§ **WHAT TO WORK ON**
Report only the number of lines in this material that include the string "ylabel".

[Figure dataset records]
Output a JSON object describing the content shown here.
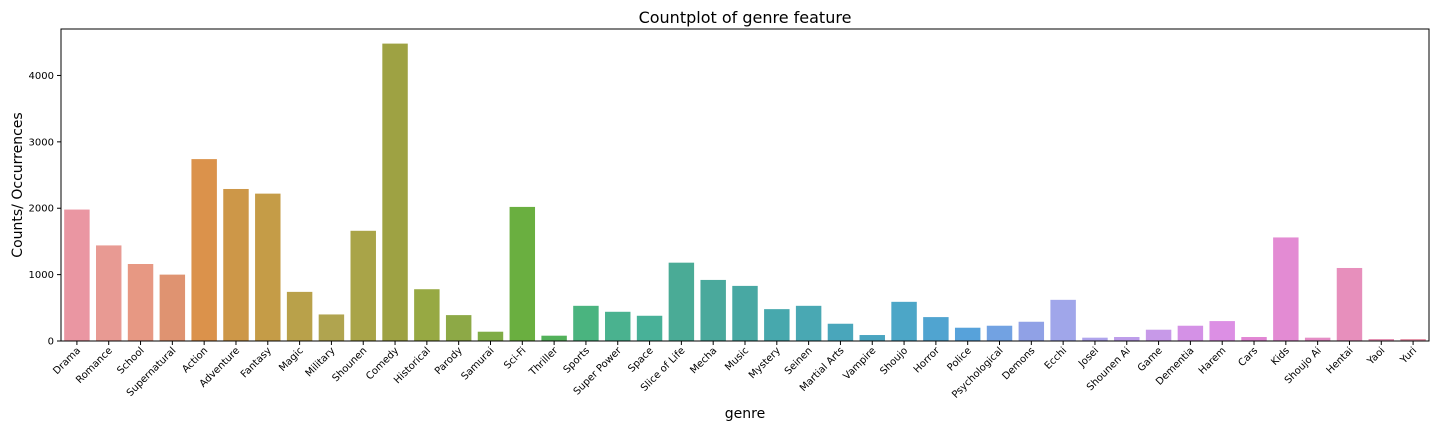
{
  "chart_data": {
    "type": "bar",
    "title": "Countplot of genre feature",
    "xlabel": "genre",
    "ylabel": "Counts/ Occurrences",
    "ylim": [
      0,
      4700
    ],
    "yticks": [
      0,
      1000,
      2000,
      3000,
      4000
    ],
    "categories": [
      "Drama",
      "Romance",
      "School",
      "Supernatural",
      "Action",
      "Adventure",
      "Fantasy",
      "Magic",
      "Military",
      "Shounen",
      "Comedy",
      "Historical",
      "Parody",
      "Samurai",
      "Sci-Fi",
      "Thriller",
      "Sports",
      "Super Power",
      "Space",
      "Slice of Life",
      "Mecha",
      "Music",
      "Mystery",
      "Seinen",
      "Martial Arts",
      "Vampire",
      "Shoujo",
      "Horror",
      "Police",
      "Psychological",
      "Demons",
      "Ecchi",
      "Josei",
      "Shounen Ai",
      "Game",
      "Dementia",
      "Harem",
      "Cars",
      "Kids",
      "Shoujo Ai",
      "Hentai",
      "Yaoi",
      "Yuri"
    ],
    "values": [
      1980,
      1440,
      1160,
      1000,
      2740,
      2290,
      2220,
      740,
      400,
      1660,
      4480,
      780,
      390,
      140,
      2020,
      80,
      530,
      440,
      380,
      1180,
      920,
      830,
      480,
      530,
      260,
      90,
      590,
      360,
      200,
      230,
      290,
      620,
      50,
      60,
      170,
      230,
      300,
      60,
      1560,
      50,
      1100,
      30,
      30
    ],
    "colors": [
      "#ea96a2",
      "#e89a93",
      "#e79883",
      "#df9371",
      "#db924b",
      "#cd9748",
      "#c59c47",
      "#b9a14a",
      "#b0a44f",
      "#a9a448",
      "#9ea243",
      "#97a943",
      "#8da946",
      "#7fac45",
      "#6aaf40",
      "#52b15a",
      "#4ab47f",
      "#4ab28f",
      "#48b198",
      "#4aab96",
      "#4aa99c",
      "#48a8a3",
      "#47a8ad",
      "#49a8b3",
      "#49a6bb",
      "#4aa5c0",
      "#4ca6c7",
      "#50a4d0",
      "#57a2da",
      "#72a2e2",
      "#90a1e6",
      "#a0a6ea",
      "#afa4ec",
      "#bd9dea",
      "#c799e8",
      "#d491e6",
      "#dc8fe4",
      "#e186d4",
      "#e38bd3",
      "#e58dc6",
      "#e78fbc",
      "#e592b4",
      "#e595aa"
    ],
    "grid": false,
    "legend": "none"
  }
}
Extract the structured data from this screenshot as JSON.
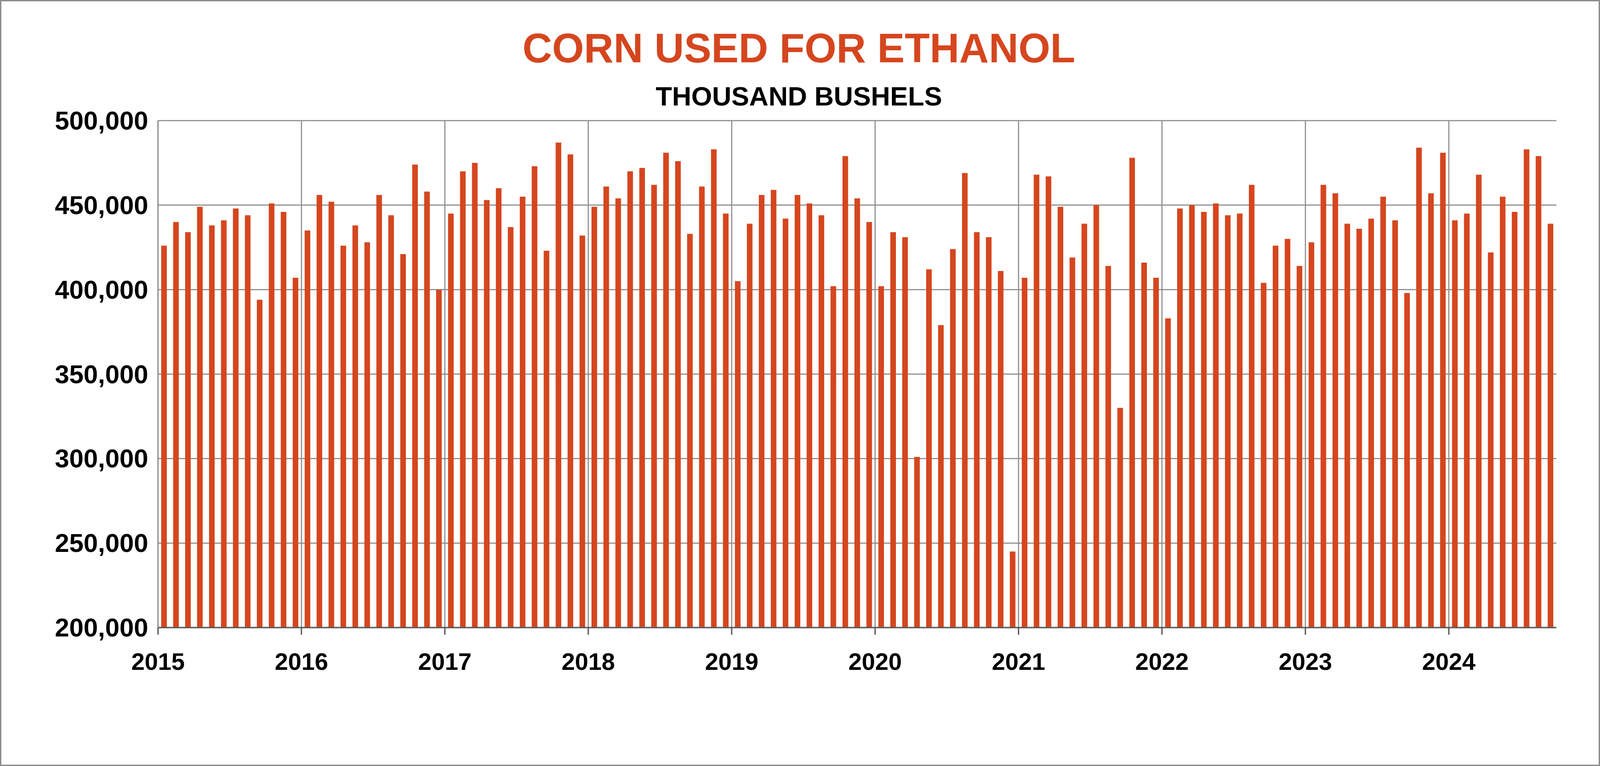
{
  "chart_data": {
    "type": "bar",
    "title": "CORN USED FOR ETHANOL",
    "subtitle": "THOUSAND BUSHELS",
    "categories": [
      "2015",
      null,
      null,
      null,
      null,
      null,
      null,
      null,
      null,
      null,
      null,
      null,
      "2016",
      null,
      null,
      null,
      null,
      null,
      null,
      null,
      null,
      null,
      null,
      null,
      "2017",
      null,
      null,
      null,
      null,
      null,
      null,
      null,
      null,
      null,
      null,
      null,
      "2018",
      null,
      null,
      null,
      null,
      null,
      null,
      null,
      null,
      null,
      null,
      null,
      "2019",
      null,
      null,
      null,
      null,
      null,
      null,
      null,
      null,
      null,
      null,
      null,
      "2020",
      null,
      null,
      null,
      null,
      null,
      null,
      null,
      null,
      null,
      null,
      null,
      "2021",
      null,
      null,
      null,
      null,
      null,
      null,
      null,
      null,
      null,
      null,
      null,
      "2022",
      null,
      null,
      null,
      null,
      null,
      null,
      null,
      null,
      null,
      null,
      null,
      "2023",
      null,
      null,
      null,
      null,
      null,
      null,
      null,
      null,
      null,
      null,
      null,
      "2024",
      null,
      null,
      null,
      null,
      null,
      null,
      null,
      null
    ],
    "values": [
      426000,
      440000,
      434000,
      449000,
      438000,
      441000,
      448000,
      444000,
      394000,
      451000,
      446000,
      407000,
      435000,
      456000,
      452000,
      426000,
      438000,
      428000,
      456000,
      444000,
      421000,
      474000,
      458000,
      400000,
      445000,
      470000,
      475000,
      453000,
      460000,
      437000,
      455000,
      473000,
      423000,
      487000,
      480000,
      432000,
      449000,
      461000,
      454000,
      470000,
      472000,
      462000,
      481000,
      476000,
      433000,
      461000,
      483000,
      445000,
      405000,
      439000,
      456000,
      459000,
      442000,
      456000,
      451000,
      444000,
      402000,
      479000,
      454000,
      440000,
      402000,
      434000,
      431000,
      301000,
      412000,
      379000,
      424000,
      469000,
      434000,
      431000,
      411000,
      245000,
      407000,
      468000,
      467000,
      449000,
      419000,
      439000,
      450000,
      414000,
      330000,
      478000,
      416000,
      407000,
      383000,
      448000,
      450000,
      446000,
      451000,
      444000,
      445000,
      462000,
      404000,
      426000,
      430000,
      414000,
      428000,
      462000,
      457000,
      439000,
      436000,
      442000,
      455000,
      441000,
      398000,
      484000,
      457000,
      481000,
      441000,
      445000,
      468000,
      422000,
      455000,
      446000,
      483000,
      479000,
      439000
    ],
    "color": "#d5461e",
    "ylim": [
      200000,
      500000
    ],
    "yticks": [
      {
        "value": 200000,
        "label": "200,000"
      },
      {
        "value": 250000,
        "label": "250,000"
      },
      {
        "value": 300000,
        "label": "300,000"
      },
      {
        "value": 350000,
        "label": "350,000"
      },
      {
        "value": 400000,
        "label": "400,000"
      },
      {
        "value": 450000,
        "label": "450,000"
      },
      {
        "value": 500000,
        "label": "500,000"
      }
    ],
    "grid": true
  }
}
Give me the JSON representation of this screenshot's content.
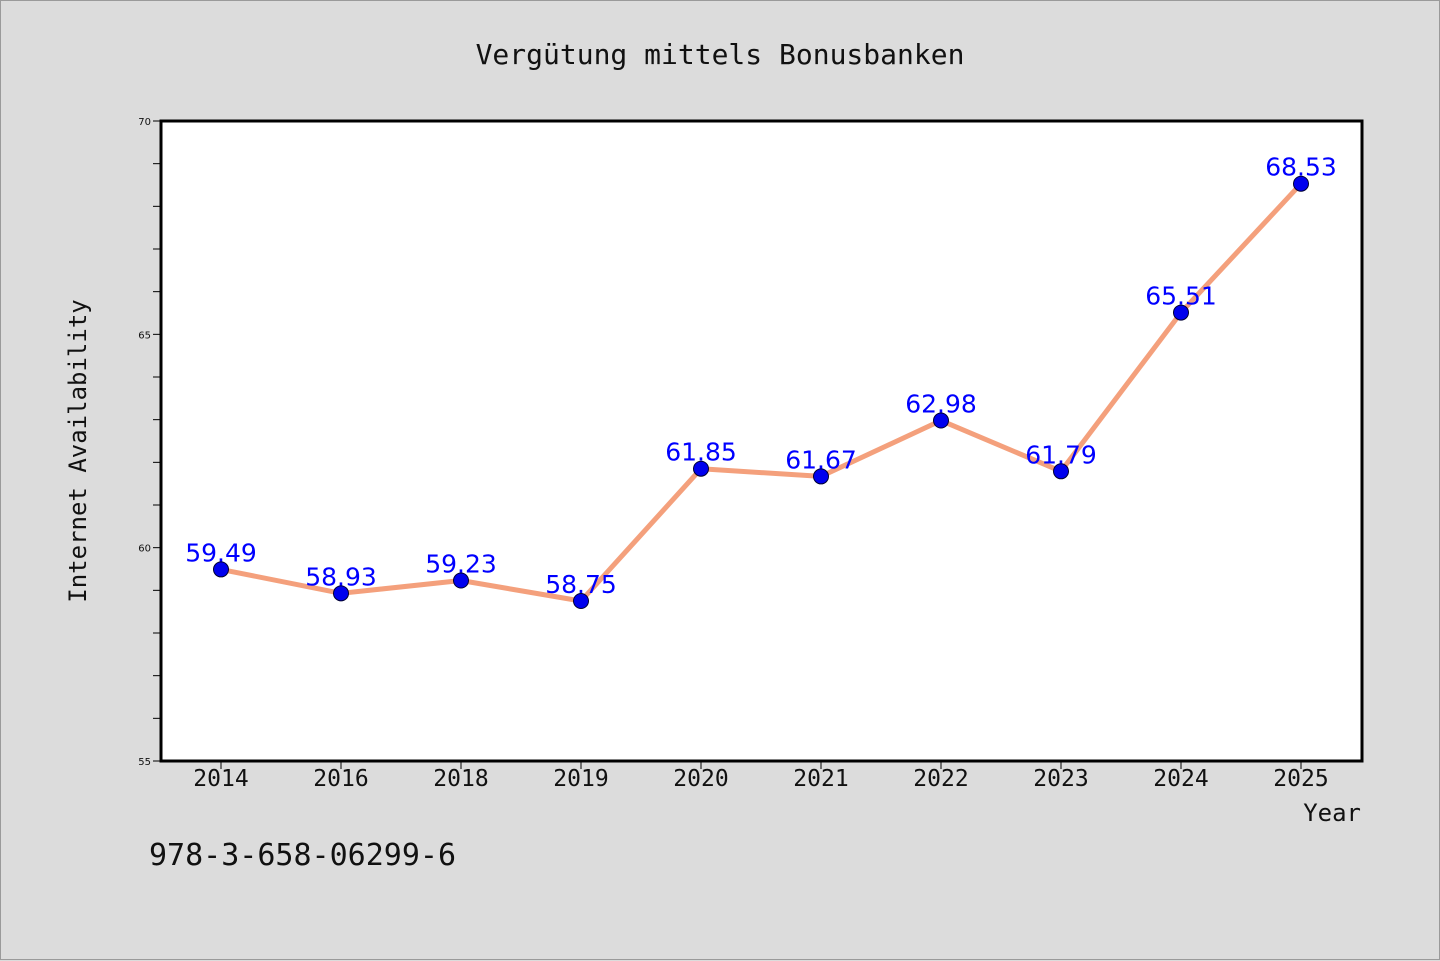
{
  "chart_data": {
    "type": "line",
    "title": "Vergütung mittels Bonusbanken",
    "xlabel": "Year",
    "ylabel": "Internet Availability",
    "categories": [
      "2014",
      "2016",
      "2018",
      "2019",
      "2020",
      "2021",
      "2022",
      "2023",
      "2024",
      "2025"
    ],
    "series": [
      {
        "values": [
          59.49,
          58.93,
          59.23,
          58.75,
          61.85,
          61.67,
          62.98,
          61.79,
          65.51,
          68.53
        ],
        "line_color": "#f4a07c",
        "marker_color": "#0000ee"
      }
    ],
    "data_labels": [
      "59.49",
      "58.93",
      "59.23",
      "58.75",
      "61.85",
      "61.67",
      "62.98",
      "61.79",
      "65.51",
      "68.53"
    ],
    "ylim": [
      55,
      70
    ],
    "yticks": [
      "55",
      "60",
      "65",
      "70"
    ],
    "grid": false,
    "legend": "none",
    "label_color": "#0000ff"
  },
  "footnote": "978-3-658-06299-6"
}
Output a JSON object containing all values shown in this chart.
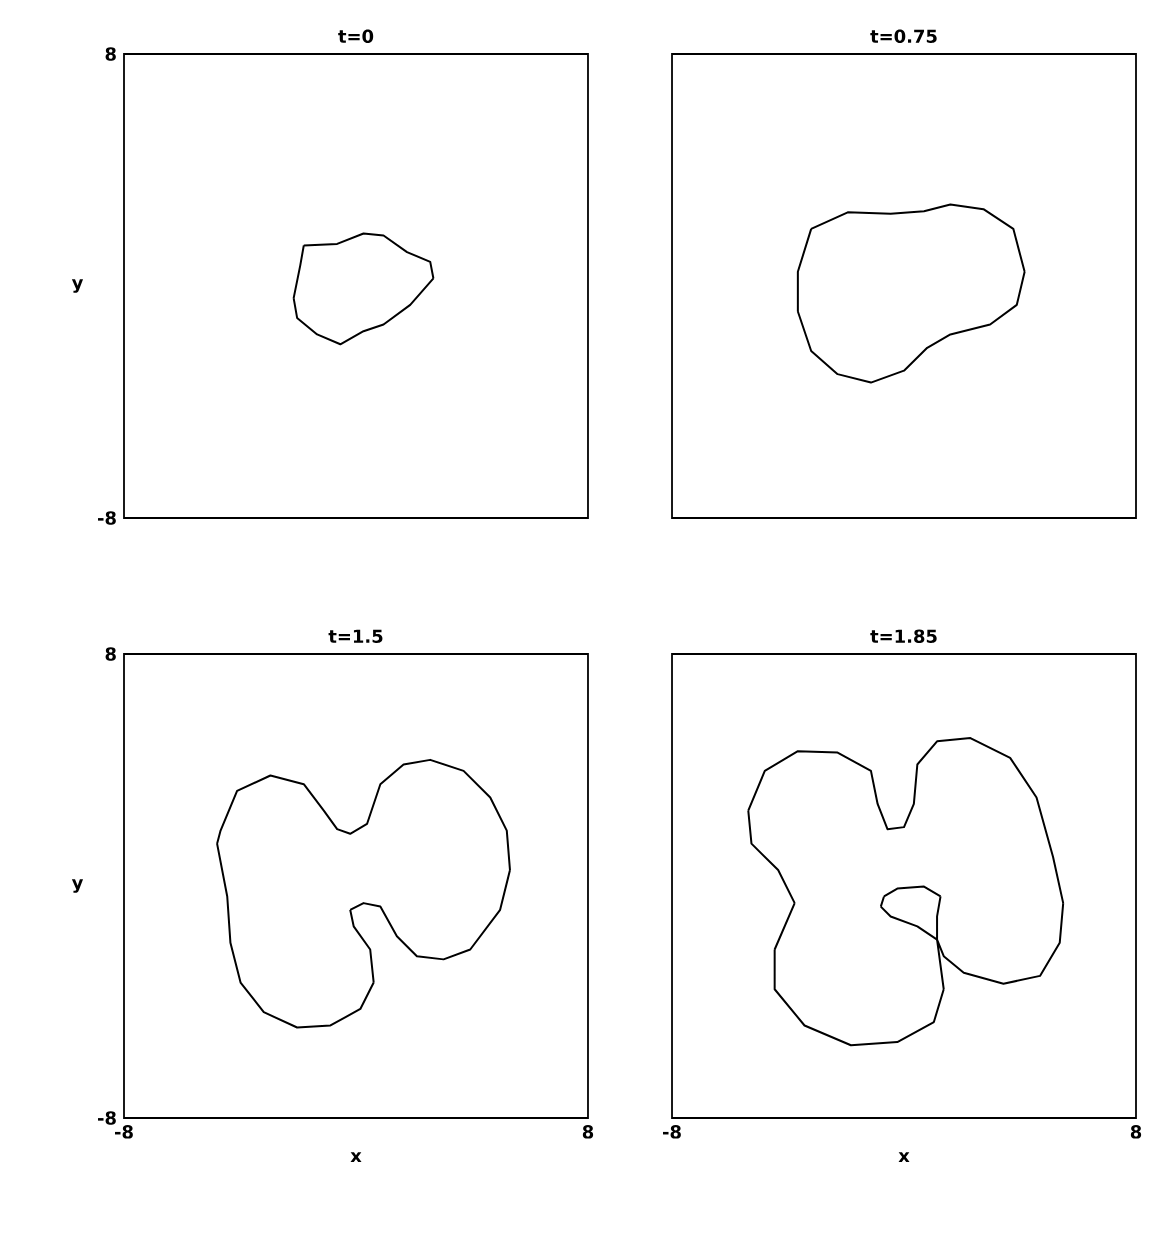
{
  "chart_data": [
    {
      "type": "line",
      "title": "t=0",
      "ylabel": "y",
      "xlim": [
        -8,
        8
      ],
      "ylim": [
        -8,
        8
      ],
      "xticks": [
        -8,
        8
      ],
      "yticks": [
        -8,
        8
      ],
      "tick_labels": "y",
      "series": [
        {
          "color": "#000000",
          "x": [
            -1.8,
            -0.65,
            0.26,
            0.95,
            1.76,
            2.56,
            2.67,
            null,
            2.67,
            1.87,
            0.95,
            0.26,
            -0.54,
            -1.34,
            -2.03,
            -2.15,
            null,
            -2.15,
            -1.92,
            -1.8
          ],
          "values": [
            1.4,
            1.45,
            1.81,
            1.74,
            1.17,
            0.83,
            0.26,
            null,
            0.26,
            -0.65,
            -1.33,
            -1.56,
            -2.01,
            -1.67,
            -1.1,
            -0.42,
            null,
            -0.42,
            0.72,
            1.4
          ]
        }
      ]
    },
    {
      "type": "line",
      "title": "t=0.75",
      "xlim": [
        -8,
        8
      ],
      "ylim": [
        -8,
        8
      ],
      "xticks": [
        -8,
        8
      ],
      "yticks": [
        -8,
        8
      ],
      "tick_labels": false,
      "series": [
        {
          "color": "#000000",
          "x": [
            -3.2,
            -1.94,
            -0.46,
            0.69,
            1.6,
            2.74,
            3.77,
            4.16,
            null,
            4.16,
            3.89,
            2.97,
            1.6,
            0.8,
            0.0,
            -1.14,
            -2.29,
            -3.2,
            -3.66,
            null,
            -3.66,
            -3.66,
            -3.2
          ],
          "values": [
            1.97,
            2.54,
            2.49,
            2.58,
            2.81,
            2.65,
            1.97,
            0.49,
            null,
            0.49,
            -0.65,
            -1.33,
            -1.67,
            -2.13,
            -2.92,
            -3.33,
            -3.04,
            -2.24,
            -0.88,
            null,
            -0.88,
            0.49,
            1.97
          ]
        }
      ]
    },
    {
      "type": "line",
      "title": "t=1.5",
      "xlabel": "x",
      "ylabel": "y",
      "xlim": [
        -8,
        8
      ],
      "ylim": [
        -8,
        8
      ],
      "xticks": [
        -8,
        8
      ],
      "yticks": [
        -8,
        8
      ],
      "series": [
        {
          "color": "#000000",
          "x": [
            -4.67,
            -4.1,
            -2.95,
            -1.8,
            -1.11,
            -0.65,
            -0.2,
            0.38,
            0.84,
            1.64,
            2.56,
            3.71,
            4.63,
            5.2,
            5.31,
            null,
            5.31,
            4.97,
            3.94,
            3.02,
            2.1,
            1.41,
            0.84,
            0.26,
            -0.2,
            null,
            -0.2,
            -0.08,
            0.49,
            0.61,
            null,
            0.61,
            0.15,
            -0.88,
            -2.03,
            -3.18,
            -3.98,
            -4.33,
            -4.44,
            -4.79,
            null,
            -4.79,
            -4.67
          ],
          "values": [
            1.91,
            3.28,
            3.81,
            3.51,
            2.6,
            1.96,
            1.8,
            2.14,
            3.51,
            4.19,
            4.35,
            3.97,
            3.05,
            1.91,
            0.55,
            null,
            0.55,
            -0.82,
            -2.19,
            -2.53,
            -2.42,
            -1.73,
            -0.71,
            -0.59,
            -0.82,
            null,
            -0.82,
            -1.39,
            -2.19,
            -3.33,
            null,
            -3.33,
            -4.24,
            -4.81,
            -4.88,
            -4.35,
            -3.33,
            -1.96,
            -0.36,
            1.46,
            null,
            1.46,
            1.91
          ]
        }
      ]
    },
    {
      "type": "line",
      "title": "t=1.85",
      "xlabel": "x",
      "xlim": [
        -8,
        8
      ],
      "ylim": [
        -8,
        8
      ],
      "xticks": [
        -8,
        8
      ],
      "yticks": [
        -8,
        8
      ],
      "tick_labels": "x",
      "series": [
        {
          "color": "#000000",
          "x": [
            -5.37,
            -4.8,
            -3.66,
            -2.29,
            -1.14,
            -0.91,
            -0.57,
            0.0,
            0.34,
            0.46,
            1.14,
            2.29,
            3.66,
            4.57,
            5.14,
            5.49,
            null,
            5.49,
            5.37,
            4.69,
            3.43,
            2.06,
            1.37,
            1.14,
            null,
            1.14,
            1.37,
            null,
            1.37,
            1.03,
            -0.23,
            -1.83,
            -3.43,
            -4.46,
            -4.46,
            null,
            -4.46,
            -3.77,
            null,
            -3.77,
            -4.34,
            -5.26,
            -5.37
          ],
          "values": [
            2.6,
            3.97,
            4.65,
            4.6,
            3.97,
            2.83,
            1.96,
            2.03,
            2.83,
            4.19,
            4.99,
            5.1,
            4.42,
            3.05,
            1.0,
            -0.59,
            null,
            -0.59,
            -1.96,
            -3.1,
            -3.37,
            -2.99,
            -2.42,
            -1.85,
            null,
            -1.85,
            -3.56,
            null,
            -3.56,
            -4.69,
            -5.38,
            -5.49,
            -4.81,
            -3.56,
            -2.19,
            null,
            -2.19,
            -0.59,
            null,
            -0.59,
            0.55,
            1.46,
            2.6
          ]
        },
        {
          "color": "#000000",
          "x": [
            -0.69,
            -0.23,
            0.69,
            1.26,
            null,
            1.26,
            1.14,
            1.14,
            0.46,
            -0.46,
            -0.8,
            null,
            -0.8,
            -0.69
          ],
          "values": [
            -0.36,
            -0.09,
            -0.02,
            -0.36,
            null,
            -0.36,
            -1.05,
            -1.85,
            -1.39,
            -1.05,
            -0.71,
            null,
            -0.71,
            -0.36
          ]
        }
      ]
    }
  ]
}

§ **EXERCISE SOLUTION**
4